- **Written request**
Copy every line of the material below word for word, without any change.
--- Data to use ---
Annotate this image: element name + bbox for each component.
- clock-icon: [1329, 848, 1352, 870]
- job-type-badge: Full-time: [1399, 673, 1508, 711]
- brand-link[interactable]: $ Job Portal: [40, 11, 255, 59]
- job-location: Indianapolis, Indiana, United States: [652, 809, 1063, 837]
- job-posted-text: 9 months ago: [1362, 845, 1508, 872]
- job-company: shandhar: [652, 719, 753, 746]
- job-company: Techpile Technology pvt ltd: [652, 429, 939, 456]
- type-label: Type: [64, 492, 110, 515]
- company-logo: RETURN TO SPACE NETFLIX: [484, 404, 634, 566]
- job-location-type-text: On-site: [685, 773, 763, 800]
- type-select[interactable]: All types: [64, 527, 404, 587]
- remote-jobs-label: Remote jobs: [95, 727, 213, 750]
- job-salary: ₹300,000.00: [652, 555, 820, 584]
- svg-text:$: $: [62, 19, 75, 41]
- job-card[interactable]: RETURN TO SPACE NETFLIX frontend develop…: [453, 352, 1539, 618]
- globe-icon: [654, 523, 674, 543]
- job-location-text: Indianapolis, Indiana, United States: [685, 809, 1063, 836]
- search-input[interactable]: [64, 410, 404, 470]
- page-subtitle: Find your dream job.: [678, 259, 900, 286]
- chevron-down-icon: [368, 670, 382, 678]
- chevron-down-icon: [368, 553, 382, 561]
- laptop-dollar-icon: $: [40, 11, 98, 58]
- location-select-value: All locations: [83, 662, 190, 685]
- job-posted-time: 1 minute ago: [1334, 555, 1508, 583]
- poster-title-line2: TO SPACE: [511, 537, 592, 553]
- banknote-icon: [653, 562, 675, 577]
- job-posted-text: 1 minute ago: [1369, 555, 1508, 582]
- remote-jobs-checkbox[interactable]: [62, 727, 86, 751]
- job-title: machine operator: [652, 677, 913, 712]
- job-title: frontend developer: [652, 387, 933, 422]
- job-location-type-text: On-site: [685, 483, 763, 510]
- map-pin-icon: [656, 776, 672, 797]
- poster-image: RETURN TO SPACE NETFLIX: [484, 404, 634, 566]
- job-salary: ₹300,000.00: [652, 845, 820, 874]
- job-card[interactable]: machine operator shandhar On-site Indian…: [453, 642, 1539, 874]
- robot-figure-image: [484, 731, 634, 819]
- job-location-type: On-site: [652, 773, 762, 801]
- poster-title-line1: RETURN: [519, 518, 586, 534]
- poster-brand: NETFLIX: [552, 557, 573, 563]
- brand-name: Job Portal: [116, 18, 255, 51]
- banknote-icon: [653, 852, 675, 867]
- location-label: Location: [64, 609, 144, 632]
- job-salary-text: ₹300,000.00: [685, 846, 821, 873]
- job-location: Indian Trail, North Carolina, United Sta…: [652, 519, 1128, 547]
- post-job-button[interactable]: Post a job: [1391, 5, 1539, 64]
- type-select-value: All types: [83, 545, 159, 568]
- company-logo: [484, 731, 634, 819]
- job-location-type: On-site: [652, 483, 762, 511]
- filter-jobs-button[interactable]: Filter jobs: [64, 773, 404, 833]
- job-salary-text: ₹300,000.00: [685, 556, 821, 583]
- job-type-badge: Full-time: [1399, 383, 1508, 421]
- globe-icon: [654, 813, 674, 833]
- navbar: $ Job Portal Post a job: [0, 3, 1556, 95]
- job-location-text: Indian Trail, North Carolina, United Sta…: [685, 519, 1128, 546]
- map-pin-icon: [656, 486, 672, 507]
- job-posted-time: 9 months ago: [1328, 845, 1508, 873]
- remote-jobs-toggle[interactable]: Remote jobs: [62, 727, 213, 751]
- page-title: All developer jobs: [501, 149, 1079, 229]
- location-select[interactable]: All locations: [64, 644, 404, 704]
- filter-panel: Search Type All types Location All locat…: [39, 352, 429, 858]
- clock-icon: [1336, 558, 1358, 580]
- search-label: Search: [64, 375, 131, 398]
---
- **Exercise response**
Annotate this image: element name + bbox for each component.
- clock-icon: [1329, 848, 1352, 870]
- job-type-badge: Full-time: [1399, 673, 1508, 711]
- brand-link[interactable]: $ Job Portal: [40, 11, 255, 59]
- job-location: Indianapolis, Indiana, United States: [652, 809, 1063, 837]
- job-posted-text: 9 months ago: [1362, 845, 1508, 872]
- job-company: shandhar: [652, 719, 753, 746]
- job-company: Techpile Technology pvt ltd: [652, 429, 939, 456]
- type-label: Type: [64, 492, 110, 515]
- company-logo: RETURN TO SPACE NETFLIX: [484, 404, 634, 566]
- job-location-type-text: On-site: [685, 773, 763, 800]
- type-select[interactable]: All types: [64, 527, 404, 587]
- remote-jobs-label: Remote jobs: [95, 727, 213, 750]
- job-salary: ₹300,000.00: [652, 555, 820, 584]
- svg-text:$: $: [62, 19, 75, 41]
- job-card[interactable]: RETURN TO SPACE NETFLIX frontend develop…: [453, 352, 1539, 618]
- globe-icon: [654, 523, 674, 543]
- job-location-text: Indianapolis, Indiana, United States: [685, 809, 1063, 836]
- search-input[interactable]: [64, 410, 404, 470]
- page-subtitle: Find your dream job.: [678, 259, 900, 286]
- chevron-down-icon: [368, 670, 382, 678]
- chevron-down-icon: [368, 553, 382, 561]
- laptop-dollar-icon: $: [40, 11, 98, 58]
- location-select-value: All locations: [83, 662, 190, 685]
- job-posted-time: 1 minute ago: [1334, 555, 1508, 583]
- poster-title-line2: TO SPACE: [511, 537, 592, 553]
- banknote-icon: [653, 562, 675, 577]
- job-posted-text: 1 minute ago: [1369, 555, 1508, 582]
- remote-jobs-checkbox[interactable]: [62, 727, 86, 751]
- job-title: machine operator: [652, 677, 913, 712]
- job-title: frontend developer: [652, 387, 933, 422]
- job-location-type-text: On-site: [685, 483, 763, 510]
- map-pin-icon: [656, 776, 672, 797]
- poster-image: RETURN TO SPACE NETFLIX: [484, 404, 634, 566]
- job-salary: ₹300,000.00: [652, 845, 820, 874]
- job-card[interactable]: machine operator shandhar On-site Indian…: [453, 642, 1539, 874]
- robot-figure-image: [484, 731, 634, 819]
- job-location-type: On-site: [652, 773, 762, 801]
- poster-title-line1: RETURN: [519, 518, 586, 534]
- poster-brand: NETFLIX: [552, 557, 573, 563]
- brand-name: Job Portal: [116, 18, 255, 51]
- banknote-icon: [653, 852, 675, 867]
- location-label: Location: [64, 609, 144, 632]
- job-salary-text: ₹300,000.00: [685, 846, 821, 873]
- job-location: Indian Trail, North Carolina, United Sta…: [652, 519, 1128, 547]
- post-job-button[interactable]: Post a job: [1391, 5, 1539, 64]
- type-select-value: All types: [83, 545, 159, 568]
- company-logo: [484, 731, 634, 819]
- job-location-type: On-site: [652, 483, 762, 511]
- filter-jobs-button[interactable]: Filter jobs: [64, 773, 404, 833]
- job-salary-text: ₹300,000.00: [685, 556, 821, 583]
- job-type-badge: Full-time: [1399, 383, 1508, 421]
- globe-icon: [654, 813, 674, 833]
- navbar: $ Job Portal Post a job: [0, 3, 1556, 95]
- job-location-text: Indian Trail, North Carolina, United Sta…: [685, 519, 1128, 546]
- map-pin-icon: [656, 486, 672, 507]
- job-posted-time: 9 months ago: [1328, 845, 1508, 873]
- remote-jobs-toggle[interactable]: Remote jobs: [62, 727, 213, 751]
- page-title: All developer jobs: [501, 149, 1079, 229]
- location-select[interactable]: All locations: [64, 644, 404, 704]
- filter-panel: Search Type All types Location All locat…: [39, 352, 429, 858]
- clock-icon: [1336, 558, 1358, 580]
- search-label: Search: [64, 375, 131, 398]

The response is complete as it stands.